In the data below, find every line that has the string "frequencies", and copy it.

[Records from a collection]
++++++
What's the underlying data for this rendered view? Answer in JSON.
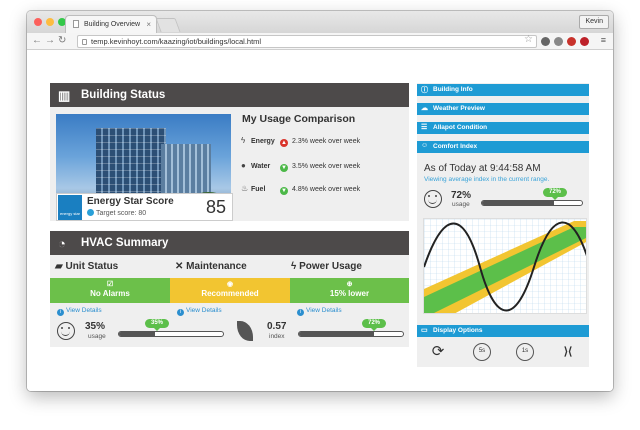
{
  "browser": {
    "tab_title": "Building Overview",
    "url": "temp.kevinhoyt.com/kaazing/iot/buildings/local.html",
    "user": "Kevin"
  },
  "building_status": {
    "title": "Building Status",
    "energy_star_title": "Energy Star Score",
    "target_label": "Target score: 80",
    "score": "85",
    "usage_title": "My Usage Comparison",
    "rows": [
      {
        "label": "Energy",
        "value": "2.3% week over week",
        "color": "#d9342b"
      },
      {
        "label": "Water",
        "value": "3.5% week over week",
        "color": "#4cb848"
      },
      {
        "label": "Fuel",
        "value": "4.8% week over week",
        "color": "#4cb848"
      }
    ]
  },
  "hvac": {
    "title": "HVAC Summary",
    "unit_status": {
      "title": "Unit Status",
      "bar_label": "No Alarms",
      "color": "#6cc04a"
    },
    "maintenance": {
      "title": "Maintenance",
      "bar_label": "Recommended",
      "color": "#f2c531"
    },
    "power_usage": {
      "title": "Power Usage",
      "bar_label": "15% lower",
      "color": "#6cc04a"
    },
    "view_details": "View Details",
    "usage_percent": "35%",
    "usage_label": "usage",
    "usage_pill": "35%",
    "usage_level": 0.35,
    "index_value": "0.57",
    "index_label": "index",
    "index_pill": "72%",
    "index_level": 0.72
  },
  "sidebar": {
    "building_info": "Building Info",
    "weather_preview": "Weather Preview",
    "allapot": "Allapot Condition",
    "comfort_index": "Comfort Index",
    "as_of": "As of Today at 9:44:58 AM",
    "viewing": "Viewing average index in the current range.",
    "comfort_percent": "72%",
    "comfort_label": "usage",
    "comfort_pill": "72%",
    "comfort_level": 0.72,
    "display_options": "Display Options",
    "controls": [
      {
        "name": "refresh",
        "label": "⟳"
      },
      {
        "name": "5s",
        "label": "5s"
      },
      {
        "name": "1s",
        "label": "1s"
      },
      {
        "name": "collapse",
        "label": "⟩⟨"
      }
    ]
  }
}
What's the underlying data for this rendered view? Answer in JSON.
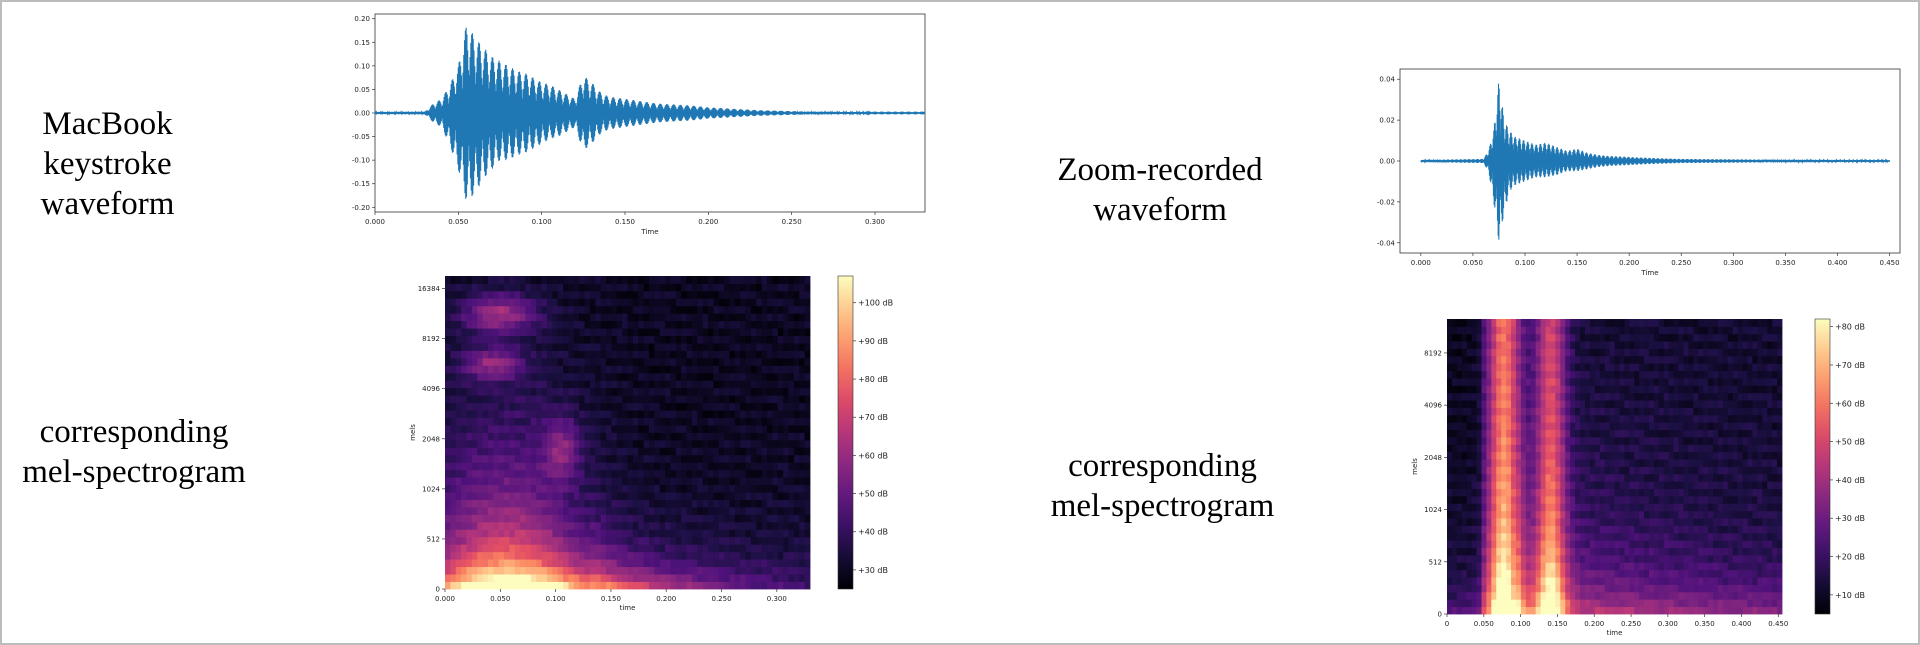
{
  "captions": {
    "macbook_waveform": [
      "MacBook keystroke",
      "waveform"
    ],
    "macbook_spectrogram": [
      "corresponding",
      "mel-spectrogram"
    ],
    "zoom_waveform": [
      "Zoom-recorded",
      "waveform"
    ],
    "zoom_spectrogram": [
      "corresponding",
      "mel-spectrogram"
    ]
  },
  "colors": {
    "waveform": "#1f77b4",
    "colormap": "magma"
  },
  "chart_data": [
    {
      "id": "macbook-waveform",
      "type": "line",
      "title": "",
      "xlabel": "Time",
      "ylabel": "",
      "xlim": [
        0,
        0.33
      ],
      "ylim": [
        -0.21,
        0.21
      ],
      "xticks": [
        "0.000",
        "0.050",
        "0.100",
        "0.150",
        "0.200",
        "0.250",
        "0.300"
      ],
      "yticks": [
        "-0.20",
        "-0.15",
        "-0.10",
        "-0.05",
        "0.00",
        "0.05",
        "0.10",
        "0.15",
        "0.20"
      ],
      "x_tick_values": [
        0,
        0.05,
        0.1,
        0.15,
        0.2,
        0.25,
        0.3
      ],
      "y_tick_values": [
        -0.2,
        -0.15,
        -0.1,
        -0.05,
        0,
        0.05,
        0.1,
        0.15,
        0.2
      ],
      "envelope": {
        "x": [
          0,
          0.03,
          0.035,
          0.04,
          0.045,
          0.05,
          0.055,
          0.06,
          0.065,
          0.07,
          0.075,
          0.08,
          0.085,
          0.09,
          0.095,
          0.1,
          0.105,
          0.11,
          0.115,
          0.12,
          0.125,
          0.13,
          0.135,
          0.14,
          0.15,
          0.16,
          0.17,
          0.18,
          0.19,
          0.2,
          0.21,
          0.22,
          0.23,
          0.24,
          0.25,
          0.26,
          0.27,
          0.28,
          0.29,
          0.3,
          0.33
        ],
        "upper": [
          0.002,
          0.003,
          0.02,
          0.03,
          0.06,
          0.1,
          0.19,
          0.16,
          0.14,
          0.12,
          0.11,
          0.1,
          0.09,
          0.085,
          0.075,
          0.065,
          0.06,
          0.05,
          0.04,
          0.03,
          0.08,
          0.065,
          0.045,
          0.035,
          0.03,
          0.025,
          0.02,
          0.018,
          0.016,
          0.012,
          0.01,
          0.008,
          0.006,
          0.005,
          0.004,
          0.003,
          0.003,
          0.002,
          0.002,
          0.001,
          0.001
        ],
        "lower": [
          -0.002,
          -0.003,
          -0.02,
          -0.03,
          -0.07,
          -0.12,
          -0.19,
          -0.17,
          -0.14,
          -0.12,
          -0.1,
          -0.1,
          -0.09,
          -0.085,
          -0.075,
          -0.065,
          -0.055,
          -0.05,
          -0.04,
          -0.03,
          -0.08,
          -0.065,
          -0.045,
          -0.035,
          -0.03,
          -0.025,
          -0.02,
          -0.018,
          -0.016,
          -0.012,
          -0.01,
          -0.008,
          -0.006,
          -0.005,
          -0.004,
          -0.003,
          -0.003,
          -0.002,
          -0.002,
          -0.001,
          -0.001
        ]
      }
    },
    {
      "id": "macbook-mel-spectrogram",
      "type": "heatmap",
      "title": "",
      "xlabel": "time",
      "ylabel": "mels",
      "xlim": [
        0,
        0.33
      ],
      "xticks": [
        "0.000",
        "0.050",
        "0.100",
        "0.150",
        "0.200",
        "0.250",
        "0.300"
      ],
      "x_tick_values": [
        0,
        0.05,
        0.1,
        0.15,
        0.2,
        0.25,
        0.3
      ],
      "yticks": [
        "0",
        "512",
        "1024",
        "2048",
        "4096",
        "8192",
        "16384"
      ],
      "colorbar_ticks": [
        "+30 dB",
        "+40 dB",
        "+50 dB",
        "+60 dB",
        "+70 dB",
        "+80 dB",
        "+90 dB",
        "+100 dB"
      ],
      "colorbar_values": [
        30,
        40,
        50,
        60,
        70,
        80,
        90,
        100
      ],
      "colorbar_range": [
        25,
        107
      ],
      "energy_pattern": "strong low-frequency energy 0.01–0.15 s, decaying toward higher frequencies and later times"
    },
    {
      "id": "zoom-waveform",
      "type": "line",
      "title": "",
      "xlabel": "Time",
      "ylabel": "",
      "xlim": [
        -0.02,
        0.46
      ],
      "ylim": [
        -0.045,
        0.045
      ],
      "xticks": [
        "0.000",
        "0.050",
        "0.100",
        "0.150",
        "0.200",
        "0.250",
        "0.300",
        "0.350",
        "0.400",
        "0.450"
      ],
      "yticks": [
        "-0.04",
        "-0.02",
        "0.00",
        "0.02",
        "0.04"
      ],
      "x_tick_values": [
        0,
        0.05,
        0.1,
        0.15,
        0.2,
        0.25,
        0.3,
        0.35,
        0.4,
        0.45
      ],
      "y_tick_values": [
        -0.04,
        -0.02,
        0,
        0.02,
        0.04
      ],
      "envelope": {
        "x": [
          0,
          0.06,
          0.065,
          0.07,
          0.075,
          0.08,
          0.085,
          0.09,
          0.1,
          0.11,
          0.12,
          0.13,
          0.14,
          0.15,
          0.16,
          0.17,
          0.18,
          0.2,
          0.22,
          0.25,
          0.3,
          0.35,
          0.4,
          0.45
        ],
        "upper": [
          0.0005,
          0.001,
          0.005,
          0.015,
          0.04,
          0.02,
          0.015,
          0.012,
          0.01,
          0.008,
          0.009,
          0.007,
          0.005,
          0.006,
          0.004,
          0.003,
          0.0025,
          0.002,
          0.0015,
          0.001,
          0.0008,
          0.0006,
          0.0005,
          0.0004
        ],
        "lower": [
          -0.0005,
          -0.001,
          -0.005,
          -0.02,
          -0.04,
          -0.025,
          -0.015,
          -0.012,
          -0.01,
          -0.008,
          -0.008,
          -0.007,
          -0.005,
          -0.005,
          -0.004,
          -0.003,
          -0.0025,
          -0.002,
          -0.0015,
          -0.001,
          -0.0008,
          -0.0006,
          -0.0005,
          -0.0004
        ]
      }
    },
    {
      "id": "zoom-mel-spectrogram",
      "type": "heatmap",
      "title": "",
      "xlabel": "time",
      "ylabel": "mels",
      "xlim": [
        0,
        0.455
      ],
      "xticks": [
        "0",
        "0.050",
        "0.100",
        "0.150",
        "0.200",
        "0.250",
        "0.300",
        "0.350",
        "0.400",
        "0.450"
      ],
      "x_tick_values": [
        0,
        0.05,
        0.1,
        0.15,
        0.2,
        0.25,
        0.3,
        0.35,
        0.4,
        0.45
      ],
      "yticks": [
        "0",
        "512",
        "1024",
        "2048",
        "4096",
        "8192"
      ],
      "colorbar_ticks": [
        "+10 dB",
        "+20 dB",
        "+30 dB",
        "+40 dB",
        "+50 dB",
        "+60 dB",
        "+70 dB",
        "+80 dB"
      ],
      "colorbar_values": [
        10,
        20,
        30,
        40,
        50,
        60,
        70,
        80
      ],
      "colorbar_range": [
        5,
        82
      ],
      "energy_pattern": "bright bands around 0.05–0.08 s and 0.12–0.17 s across all frequencies, moderate energy afterwards"
    }
  ]
}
++++++
* [COMPLETE ANSWER]:
      "energy_pattern": "strong low-frequency energy 0.01–0.15 s, decaying toward higher frequencies and later times"
      "energy_pattern": "bright bands around 0.05–0.08 s and 0.12–0.17 s across all frequencies, moderate energy afterwards"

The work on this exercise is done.